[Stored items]
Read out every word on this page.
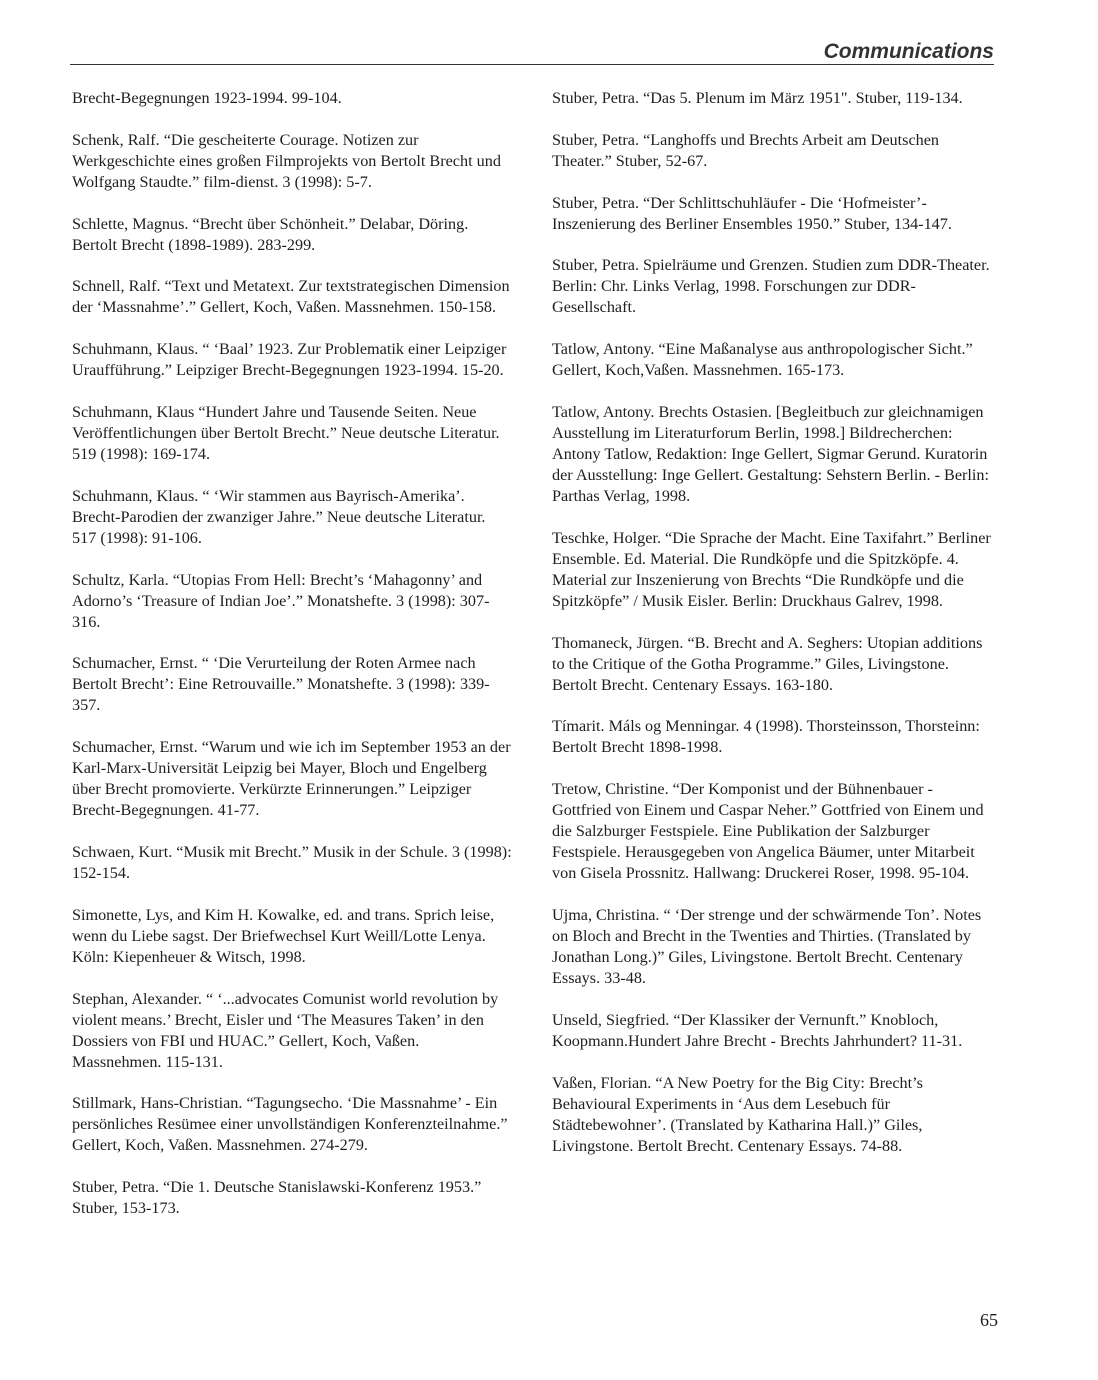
Communications

Brecht-Begegnungen 1923-1994. 99-104.

Schenk, Ralf. “Die gescheiterte Courage. Notizen zur Werkgeschichte eines großen Filmprojekts von Bertolt Brecht und Wolfgang Staudte.” film-dienst. 3 (1998): 5-7.

Schlette, Magnus. “Brecht über Schönheit.” Delabar, Döring. Bertolt Brecht (1898-1989). 283-299.

Schnell, Ralf. “Text und Metatext. Zur textstrategischen Dimension der ‘Massnahme’.” Gellert, Koch, Vaßen. Massnehmen. 150-158.

Schuhmann, Klaus. “ ‘Baal’ 1923. Zur Problematik einer Leipziger Uraufführung.” Leipziger Brecht-Begegnungen 1923-1994. 15-20.

Schuhmann, Klaus “Hundert Jahre und Tausende Seiten. Neue Veröffentlichungen über Bertolt Brecht.” Neue deutsche Literatur. 519 (1998): 169-174.

Schuhmann, Klaus. “ ‘Wir stammen aus Bayrisch-Amerika’. Brecht-Parodien der zwanziger Jahre.” Neue deutsche Literatur. 517 (1998): 91-106.

Schultz, Karla. “Utopias From Hell: Brecht’s ‘Mahagonny’ and Adorno’s ‘Treasure of Indian Joe’.” Monatshefte. 3 (1998): 307-316.

Schumacher, Ernst. “ ‘Die Verurteilung der Roten Armee nach Bertolt Brecht’: Eine Retrouvaille.” Monatshefte. 3 (1998): 339-357.

Schumacher, Ernst. “Warum und wie ich im September 1953 an der Karl-Marx-Universität Leipzig bei Mayer, Bloch und Engelberg über Brecht promovierte. Verkürzte Erinnerungen.” Leipziger Brecht-Begegnungen. 41-77.

Schwaen, Kurt. “Musik mit Brecht.” Musik in der Schule. 3 (1998): 152-154.

Simonette, Lys, and Kim H. Kowalke, ed. and trans. Sprich leise, wenn du Liebe sagst. Der Briefwechsel Kurt Weill/Lotte Lenya. Köln: Kiepenheuer & Witsch, 1998.

Stephan, Alexander. “ ‘...advocates Comunist world revolution by violent means.’ Brecht, Eisler und ‘The Measures Taken’ in den Dossiers von FBI und HUAC.” Gellert, Koch, Vaßen. Massnehmen. 115-131.

Stillmark, Hans-Christian. “Tagungsecho. ‘Die Massnahme’ - Ein persönliches Resümee einer unvollständigen Konferenzteilnahme.” Gellert, Koch, Vaßen. Massnehmen. 274-279.

Stuber, Petra. “Die 1. Deutsche Stanislawski-Konferenz 1953.” Stuber, 153-173.

Stuber, Petra. “Das 5. Plenum im März 1951". Stuber, 119-134.

Stuber, Petra. “Langhoffs und Brechts Arbeit am Deutschen Theater.” Stuber, 52-67.

Stuber, Petra. “Der Schlittschuhläufer - Die ‘Hofmeister’-Inszenierung des Berliner Ensembles 1950.” Stuber, 134-147.

Stuber, Petra. Spielräume und Grenzen. Studien zum DDR-Theater. Berlin: Chr. Links Verlag, 1998. Forschungen zur DDR-Gesellschaft.

Tatlow, Antony. “Eine Maßanalyse aus anthropologischer Sicht.” Gellert, Koch,Vaßen. Massnehmen. 165-173.

Tatlow, Antony. Brechts Ostasien. [Begleitbuch zur gleichnamigen Ausstellung im Literaturforum Berlin, 1998.] Bildrecherchen: Antony Tatlow, Redaktion: Inge Gellert, Sigmar Gerund. Kuratorin der Ausstellung: Inge Gellert. Gestaltung: Sehstern Berlin. - Berlin: Parthas Verlag, 1998.

Teschke, Holger. “Die Sprache der Macht. Eine Taxifahrt.” Berliner Ensemble. Ed. Material. Die Rundköpfe und die Spitzköpfe. 4. Material zur Inszenierung von Brechts “Die Rundköpfe und die Spitzköpfe” / Musik Eisler. Berlin: Druckhaus Galrev, 1998.

Thomaneck, Jürgen. “B. Brecht and A. Seghers: Utopian additions to the Critique of the Gotha Programme.” Giles, Livingstone. Bertolt Brecht. Centenary Essays. 163-180.

Tímarit. Máls og Menningar. 4 (1998). Thorsteinsson, Thorsteinn: Bertolt Brecht 1898-1998.

Tretow, Christine. “Der Komponist und der Bühnenbauer - Gottfried von Einem und Caspar Neher.” Gottfried von Einem und die Salzburger Festspiele. Eine Publikation der Salzburger Festspiele. Herausgegeben von Angelica Bäumer, unter Mitarbeit von Gisela Prossnitz. Hallwang: Druckerei Roser, 1998. 95-104.

Ujma, Christina. “ ‘Der strenge und der schwärmende Ton’. Notes on Bloch and Brecht in the Twenties and Thirties. (Translated by Jonathan Long.)” Giles, Livingstone. Bertolt Brecht. Centenary Essays. 33-48.

Unseld, Siegfried. “Der Klassiker der Vernunft.” Knobloch, Koopmann.Hundert Jahre Brecht - Brechts Jahrhundert? 11-31.

Vaßen, Florian. “A New Poetry for the Big City: Brecht’s Behavioural Experiments in ‘Aus dem Lesebuch für Städtebewohner’. (Translated by Katharina Hall.)” Giles, Livingstone. Bertolt Brecht. Centenary Essays. 74-88.

65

AIM OF THE TASK:
Identify each line containing the string "Leipziger" and copy it out.

COMPLETED EXERCISE:
Schuhmann, Klaus. “ ‘Baal’ 1923. Zur Problematik einer Leipziger Uraufführung.” Leipziger Brecht-Begegnungen 1923-1994. 15-20.
Schumacher, Ernst. “Warum und wie ich im September 1953 an der Karl-Marx-Universität Leipzig bei Mayer, Bloch und Engelberg über Brecht promovierte. Verkürzte Erinnerungen.” Leipziger Brecht-Begegnungen. 41-77.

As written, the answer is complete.